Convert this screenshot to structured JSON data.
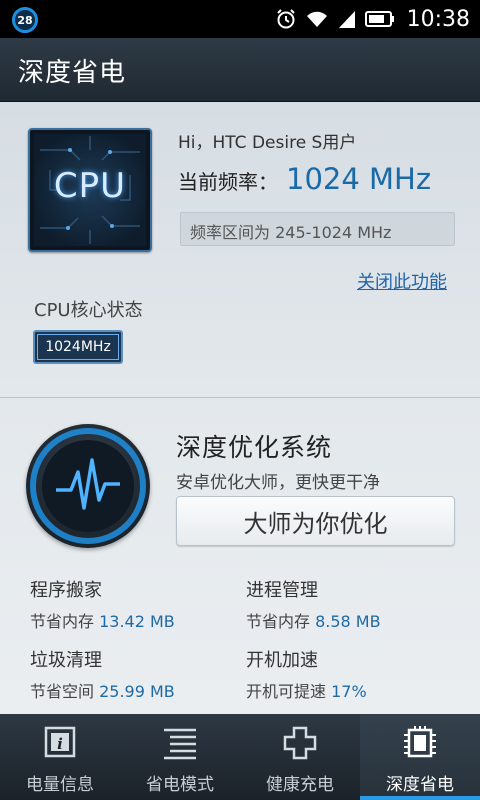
{
  "status_bar": {
    "notification_count": "28",
    "time": "10:38",
    "icons": [
      "alarm-icon",
      "wifi-icon",
      "signal-icon",
      "battery-icon"
    ]
  },
  "header": {
    "title": "深度省电"
  },
  "cpu": {
    "chip_label": "CPU",
    "greeting": "Hi，HTC Desire S用户",
    "freq_label": "当前频率：",
    "freq_value": "1024 MHz",
    "freq_range": "频率区间为 245-1024 MHz",
    "close_link": "关闭此功能",
    "core_title": "CPU核心状态",
    "core_badge": "1024MHz"
  },
  "optimize": {
    "title": "深度优化系统",
    "subtitle": "安卓优化大师，更快更干净",
    "button": "大师为你优化",
    "stats": [
      {
        "name": "程序搬家",
        "prefix": "节省内存 ",
        "value": "13.42 MB"
      },
      {
        "name": "进程管理",
        "prefix": "节省内存 ",
        "value": "8.58 MB"
      },
      {
        "name": "垃圾清理",
        "prefix": "节省空间 ",
        "value": "25.99 MB"
      },
      {
        "name": "开机加速",
        "prefix": "开机可提速 ",
        "value": "17%"
      }
    ]
  },
  "nav": {
    "items": [
      {
        "label": "电量信息",
        "icon": "info-icon"
      },
      {
        "label": "省电模式",
        "icon": "list-icon"
      },
      {
        "label": "健康充电",
        "icon": "plus-icon"
      },
      {
        "label": "深度省电",
        "icon": "chip-icon"
      }
    ],
    "active_index": 3
  },
  "colors": {
    "accent": "#2b9be8",
    "value_blue": "#1a6aa8"
  }
}
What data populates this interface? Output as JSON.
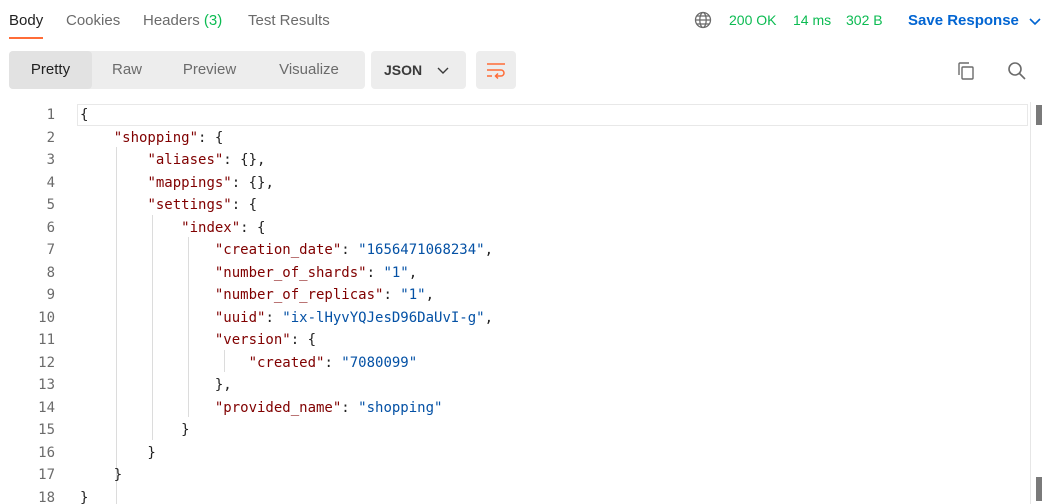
{
  "tabs": [
    {
      "label": "Body"
    },
    {
      "label": "Cookies"
    },
    {
      "label": "Headers",
      "count": "(3)"
    },
    {
      "label": "Test Results"
    }
  ],
  "status": {
    "code": "200 OK",
    "time": "14 ms",
    "size": "302 B"
  },
  "save_response": "Save Response",
  "view_modes": [
    "Pretty",
    "Raw",
    "Preview",
    "Visualize"
  ],
  "format": "JSON",
  "colors": {
    "accent": "#ff6c37",
    "success": "#0cbb52",
    "link": "#0265d2",
    "key": "#800000",
    "string": "#0451a5"
  },
  "code_lines": [
    {
      "n": "1",
      "html": "<span class='p'>{</span>"
    },
    {
      "n": "2",
      "html": "    <span class='k'>\"shopping\"</span>: {"
    },
    {
      "n": "3",
      "html": "        <span class='k'>\"aliases\"</span>: {},"
    },
    {
      "n": "4",
      "html": "        <span class='k'>\"mappings\"</span>: {},"
    },
    {
      "n": "5",
      "html": "        <span class='k'>\"settings\"</span>: {"
    },
    {
      "n": "6",
      "html": "            <span class='k'>\"index\"</span>: {"
    },
    {
      "n": "7",
      "html": "                <span class='k'>\"creation_date\"</span>: <span class='s'>\"1656471068234\"</span>,"
    },
    {
      "n": "8",
      "html": "                <span class='k'>\"number_of_shards\"</span>: <span class='s'>\"1\"</span>,"
    },
    {
      "n": "9",
      "html": "                <span class='k'>\"number_of_replicas\"</span>: <span class='s'>\"1\"</span>,"
    },
    {
      "n": "10",
      "html": "                <span class='k'>\"uuid\"</span>: <span class='s'>\"ix-lHyvYQJesD96DaUvI-g\"</span>,"
    },
    {
      "n": "11",
      "html": "                <span class='k'>\"version\"</span>: {"
    },
    {
      "n": "12",
      "html": "                    <span class='k'>\"created\"</span>: <span class='s'>\"7080099\"</span>"
    },
    {
      "n": "13",
      "html": "                },"
    },
    {
      "n": "14",
      "html": "                <span class='k'>\"provided_name\"</span>: <span class='s'>\"shopping\"</span>"
    },
    {
      "n": "15",
      "html": "            }"
    },
    {
      "n": "16",
      "html": "        }"
    },
    {
      "n": "17",
      "html": "    }"
    },
    {
      "n": "18",
      "html": "}"
    }
  ]
}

> **What the task requires**: Nothing in the entries above should change when they are printed again, except that the pictures are dropped.

> **Result for this task**:
Convert this screenshot to structured JSON data.
{
  "status_bar": {
    "notification_count": "28",
    "time": "10:38",
    "icons": [
      "alarm-icon",
      "wifi-icon",
      "signal-icon",
      "battery-icon"
    ]
  },
  "header": {
    "title": "深度省电"
  },
  "cpu": {
    "chip_label": "CPU",
    "greeting": "Hi，HTC Desire S用户",
    "freq_label": "当前频率：",
    "freq_value": "1024 MHz",
    "freq_range": "频率区间为 245-1024 MHz",
    "close_link": "关闭此功能",
    "core_title": "CPU核心状态",
    "core_badge": "1024MHz"
  },
  "optimize": {
    "title": "深度优化系统",
    "subtitle": "安卓优化大师，更快更干净",
    "button": "大师为你优化",
    "stats": [
      {
        "name": "程序搬家",
        "prefix": "节省内存 ",
        "value": "13.42 MB"
      },
      {
        "name": "进程管理",
        "prefix": "节省内存 ",
        "value": "8.58 MB"
      },
      {
        "name": "垃圾清理",
        "prefix": "节省空间 ",
        "value": "25.99 MB"
      },
      {
        "name": "开机加速",
        "prefix": "开机可提速 ",
        "value": "17%"
      }
    ]
  },
  "nav": {
    "items": [
      {
        "label": "电量信息",
        "icon": "info-icon"
      },
      {
        "label": "省电模式",
        "icon": "list-icon"
      },
      {
        "label": "健康充电",
        "icon": "plus-icon"
      },
      {
        "label": "深度省电",
        "icon": "chip-icon"
      }
    ],
    "active_index": 3
  },
  "colors": {
    "accent": "#2b9be8",
    "value_blue": "#1a6aa8"
  }
}
What data populates this interface? Output as JSON.
{
  "tabs": [
    {
      "label": "Body"
    },
    {
      "label": "Cookies"
    },
    {
      "label": "Headers",
      "count": "(3)"
    },
    {
      "label": "Test Results"
    }
  ],
  "status": {
    "code": "200 OK",
    "time": "14 ms",
    "size": "302 B"
  },
  "save_response": "Save Response",
  "view_modes": [
    "Pretty",
    "Raw",
    "Preview",
    "Visualize"
  ],
  "format": "JSON",
  "colors": {
    "accent": "#ff6c37",
    "success": "#0cbb52",
    "link": "#0265d2",
    "key": "#800000",
    "string": "#0451a5"
  },
  "code_lines": [
    {
      "n": "1",
      "html": "<span class='p'>{</span>"
    },
    {
      "n": "2",
      "html": "    <span class='k'>\"shopping\"</span>: {"
    },
    {
      "n": "3",
      "html": "        <span class='k'>\"aliases\"</span>: {},"
    },
    {
      "n": "4",
      "html": "        <span class='k'>\"mappings\"</span>: {},"
    },
    {
      "n": "5",
      "html": "        <span class='k'>\"settings\"</span>: {"
    },
    {
      "n": "6",
      "html": "            <span class='k'>\"index\"</span>: {"
    },
    {
      "n": "7",
      "html": "                <span class='k'>\"creation_date\"</span>: <span class='s'>\"1656471068234\"</span>,"
    },
    {
      "n": "8",
      "html": "                <span class='k'>\"number_of_shards\"</span>: <span class='s'>\"1\"</span>,"
    },
    {
      "n": "9",
      "html": "                <span class='k'>\"number_of_replicas\"</span>: <span class='s'>\"1\"</span>,"
    },
    {
      "n": "10",
      "html": "                <span class='k'>\"uuid\"</span>: <span class='s'>\"ix-lHyvYQJesD96DaUvI-g\"</span>,"
    },
    {
      "n": "11",
      "html": "                <span class='k'>\"version\"</span>: {"
    },
    {
      "n": "12",
      "html": "                    <span class='k'>\"created\"</span>: <span class='s'>\"7080099\"</span>"
    },
    {
      "n": "13",
      "html": "                },"
    },
    {
      "n": "14",
      "html": "                <span class='k'>\"provided_name\"</span>: <span class='s'>\"shopping\"</span>"
    },
    {
      "n": "15",
      "html": "            }"
    },
    {
      "n": "16",
      "html": "        }"
    },
    {
      "n": "17",
      "html": "    }"
    },
    {
      "n": "18",
      "html": "}"
    }
  ]
}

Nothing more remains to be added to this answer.